WRITTEN REQUEST:
Extract from the listing each line in which the word "this" appears.

RECORDS PROVIDED:
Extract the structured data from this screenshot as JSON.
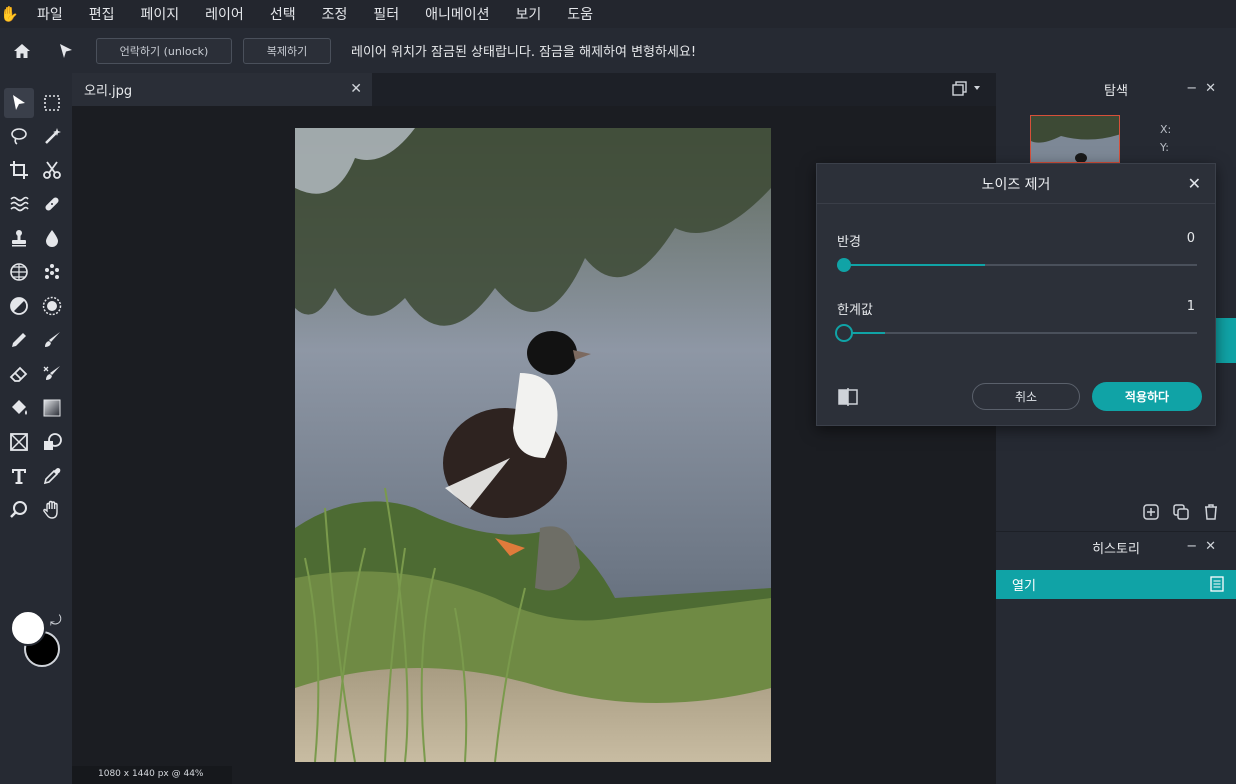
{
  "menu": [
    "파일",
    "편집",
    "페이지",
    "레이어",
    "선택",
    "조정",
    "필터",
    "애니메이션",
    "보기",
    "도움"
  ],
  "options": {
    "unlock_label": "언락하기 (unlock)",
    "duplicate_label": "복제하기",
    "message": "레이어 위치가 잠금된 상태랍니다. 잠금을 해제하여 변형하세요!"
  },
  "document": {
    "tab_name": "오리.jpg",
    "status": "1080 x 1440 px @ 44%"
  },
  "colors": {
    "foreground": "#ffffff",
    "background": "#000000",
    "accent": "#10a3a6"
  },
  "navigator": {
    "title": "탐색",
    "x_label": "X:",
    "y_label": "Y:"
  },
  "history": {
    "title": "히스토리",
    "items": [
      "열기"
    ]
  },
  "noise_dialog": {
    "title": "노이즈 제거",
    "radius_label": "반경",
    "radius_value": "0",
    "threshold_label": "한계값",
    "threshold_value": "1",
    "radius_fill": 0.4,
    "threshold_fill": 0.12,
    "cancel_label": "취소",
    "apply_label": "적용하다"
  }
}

* * *

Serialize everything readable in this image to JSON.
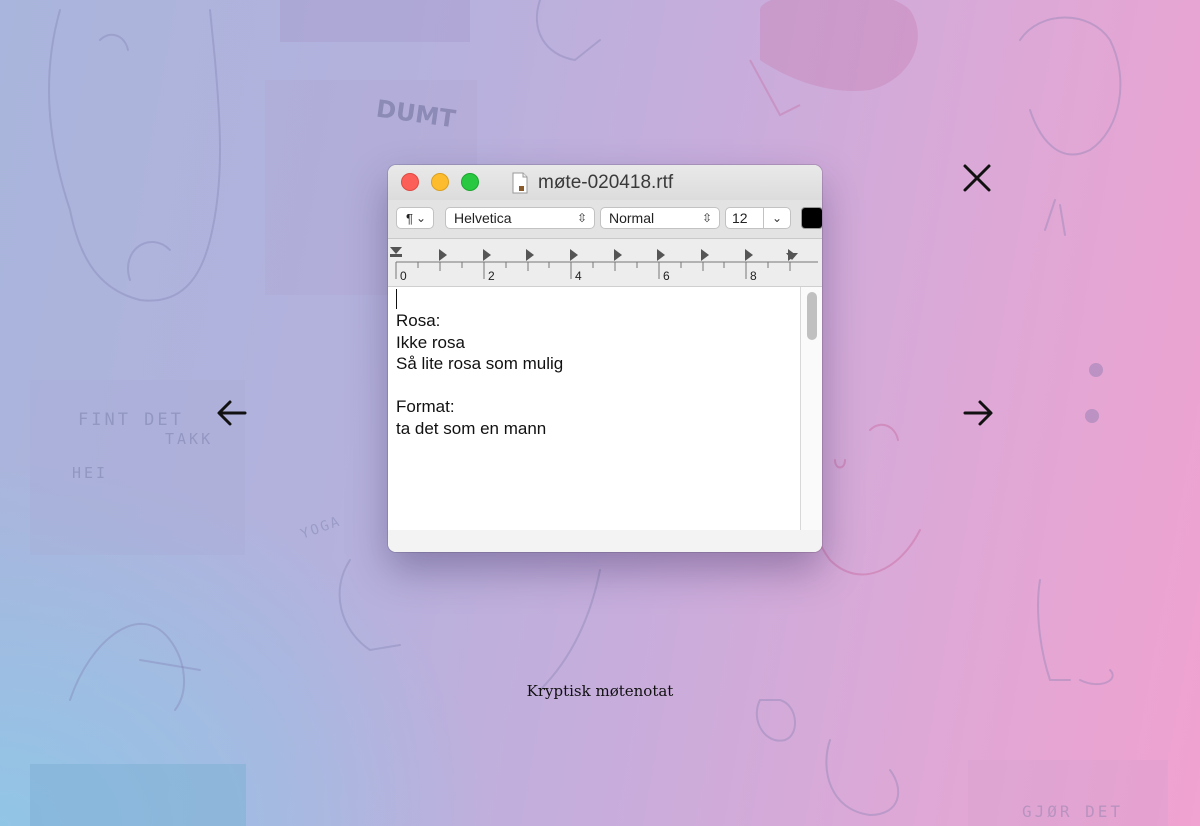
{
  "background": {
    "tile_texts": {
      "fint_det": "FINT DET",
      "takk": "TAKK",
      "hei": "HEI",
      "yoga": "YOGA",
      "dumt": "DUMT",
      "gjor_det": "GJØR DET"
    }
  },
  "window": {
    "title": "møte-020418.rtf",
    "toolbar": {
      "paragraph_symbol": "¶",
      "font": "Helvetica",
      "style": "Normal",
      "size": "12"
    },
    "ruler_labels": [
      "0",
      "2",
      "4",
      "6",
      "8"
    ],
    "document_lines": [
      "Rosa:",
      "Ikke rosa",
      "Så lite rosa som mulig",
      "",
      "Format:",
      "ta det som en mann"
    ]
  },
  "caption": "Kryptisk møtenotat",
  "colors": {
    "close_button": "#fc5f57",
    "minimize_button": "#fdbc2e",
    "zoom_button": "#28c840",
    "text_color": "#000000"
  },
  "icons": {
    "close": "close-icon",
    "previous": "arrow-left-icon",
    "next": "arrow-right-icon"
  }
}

EXERCISE RESULT:
Extract the structured data from this screenshot as JSON.
Serialize everything readable in this image to JSON.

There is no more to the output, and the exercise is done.